**Request**
Below are some records. Copy every line in them that holds "городских".

** begin Records shown **

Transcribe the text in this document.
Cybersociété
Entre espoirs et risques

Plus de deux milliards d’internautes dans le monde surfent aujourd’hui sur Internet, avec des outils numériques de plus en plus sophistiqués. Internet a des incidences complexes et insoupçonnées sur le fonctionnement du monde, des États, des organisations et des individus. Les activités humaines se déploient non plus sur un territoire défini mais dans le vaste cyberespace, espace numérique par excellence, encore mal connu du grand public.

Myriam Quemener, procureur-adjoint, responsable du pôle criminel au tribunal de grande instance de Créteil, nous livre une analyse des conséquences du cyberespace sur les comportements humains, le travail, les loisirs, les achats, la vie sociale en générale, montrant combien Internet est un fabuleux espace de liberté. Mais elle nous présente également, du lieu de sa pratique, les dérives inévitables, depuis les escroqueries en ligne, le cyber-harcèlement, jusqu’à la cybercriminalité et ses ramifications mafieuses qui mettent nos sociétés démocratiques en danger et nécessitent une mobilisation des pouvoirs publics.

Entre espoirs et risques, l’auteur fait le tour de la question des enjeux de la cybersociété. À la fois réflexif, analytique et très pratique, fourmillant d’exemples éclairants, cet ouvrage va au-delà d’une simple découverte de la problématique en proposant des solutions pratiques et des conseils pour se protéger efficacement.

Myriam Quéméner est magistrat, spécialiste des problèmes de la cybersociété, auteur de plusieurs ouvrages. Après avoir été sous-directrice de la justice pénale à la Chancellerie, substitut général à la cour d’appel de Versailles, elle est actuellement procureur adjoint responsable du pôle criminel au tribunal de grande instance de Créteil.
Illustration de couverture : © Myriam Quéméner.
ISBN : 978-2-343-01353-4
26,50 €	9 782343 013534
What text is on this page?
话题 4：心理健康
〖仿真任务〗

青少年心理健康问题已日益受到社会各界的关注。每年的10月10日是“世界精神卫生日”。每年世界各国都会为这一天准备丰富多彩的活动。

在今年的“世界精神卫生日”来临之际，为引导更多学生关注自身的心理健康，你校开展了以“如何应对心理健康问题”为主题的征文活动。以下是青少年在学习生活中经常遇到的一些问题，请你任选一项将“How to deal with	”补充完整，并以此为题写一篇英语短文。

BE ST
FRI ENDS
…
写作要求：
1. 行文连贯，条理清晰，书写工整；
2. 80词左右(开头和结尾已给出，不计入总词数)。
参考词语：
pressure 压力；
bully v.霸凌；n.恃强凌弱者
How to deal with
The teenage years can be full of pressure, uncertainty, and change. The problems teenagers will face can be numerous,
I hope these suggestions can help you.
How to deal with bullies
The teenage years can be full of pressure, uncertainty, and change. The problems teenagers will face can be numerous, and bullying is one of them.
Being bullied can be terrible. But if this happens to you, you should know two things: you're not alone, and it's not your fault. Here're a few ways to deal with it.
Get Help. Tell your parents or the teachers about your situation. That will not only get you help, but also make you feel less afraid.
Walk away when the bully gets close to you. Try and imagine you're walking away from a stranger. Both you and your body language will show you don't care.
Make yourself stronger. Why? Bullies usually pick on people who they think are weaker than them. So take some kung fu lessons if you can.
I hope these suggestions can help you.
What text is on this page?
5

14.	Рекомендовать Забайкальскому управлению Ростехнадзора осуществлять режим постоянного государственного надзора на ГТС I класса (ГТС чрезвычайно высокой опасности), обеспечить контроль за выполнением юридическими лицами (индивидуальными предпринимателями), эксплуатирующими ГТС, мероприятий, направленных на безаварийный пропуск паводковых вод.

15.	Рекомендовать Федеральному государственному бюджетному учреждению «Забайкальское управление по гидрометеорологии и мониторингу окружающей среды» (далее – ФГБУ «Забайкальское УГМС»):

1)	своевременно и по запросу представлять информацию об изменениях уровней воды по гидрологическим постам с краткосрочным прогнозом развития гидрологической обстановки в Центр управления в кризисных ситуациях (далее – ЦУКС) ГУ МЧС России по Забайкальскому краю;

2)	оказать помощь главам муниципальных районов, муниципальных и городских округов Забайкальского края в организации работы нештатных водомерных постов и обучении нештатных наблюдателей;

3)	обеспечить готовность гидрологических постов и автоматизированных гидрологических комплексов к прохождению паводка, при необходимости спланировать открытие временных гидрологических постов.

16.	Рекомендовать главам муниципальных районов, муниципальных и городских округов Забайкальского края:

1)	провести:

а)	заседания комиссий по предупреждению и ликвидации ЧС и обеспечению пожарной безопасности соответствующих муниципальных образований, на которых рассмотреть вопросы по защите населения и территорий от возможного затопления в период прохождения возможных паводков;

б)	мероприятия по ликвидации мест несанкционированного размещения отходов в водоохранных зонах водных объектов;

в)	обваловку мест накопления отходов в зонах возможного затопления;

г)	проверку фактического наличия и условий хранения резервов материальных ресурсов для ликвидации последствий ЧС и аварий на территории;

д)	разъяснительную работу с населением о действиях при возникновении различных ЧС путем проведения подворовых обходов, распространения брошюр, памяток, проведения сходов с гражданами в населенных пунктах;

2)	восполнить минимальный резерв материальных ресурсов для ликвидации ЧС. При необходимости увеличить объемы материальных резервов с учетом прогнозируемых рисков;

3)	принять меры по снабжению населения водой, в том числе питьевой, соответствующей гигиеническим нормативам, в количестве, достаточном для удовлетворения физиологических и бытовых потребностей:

** end Records shown **

**Task response**
2)	оказать помощь главам муниципальных районов, муниципальных и городских округов Забайкальского края в организации работы нештатных водомерных постов и обучении нештатных наблюдателей;
16.	Рекомендовать главам муниципальных районов, муниципальных и городских округов Забайкальского края:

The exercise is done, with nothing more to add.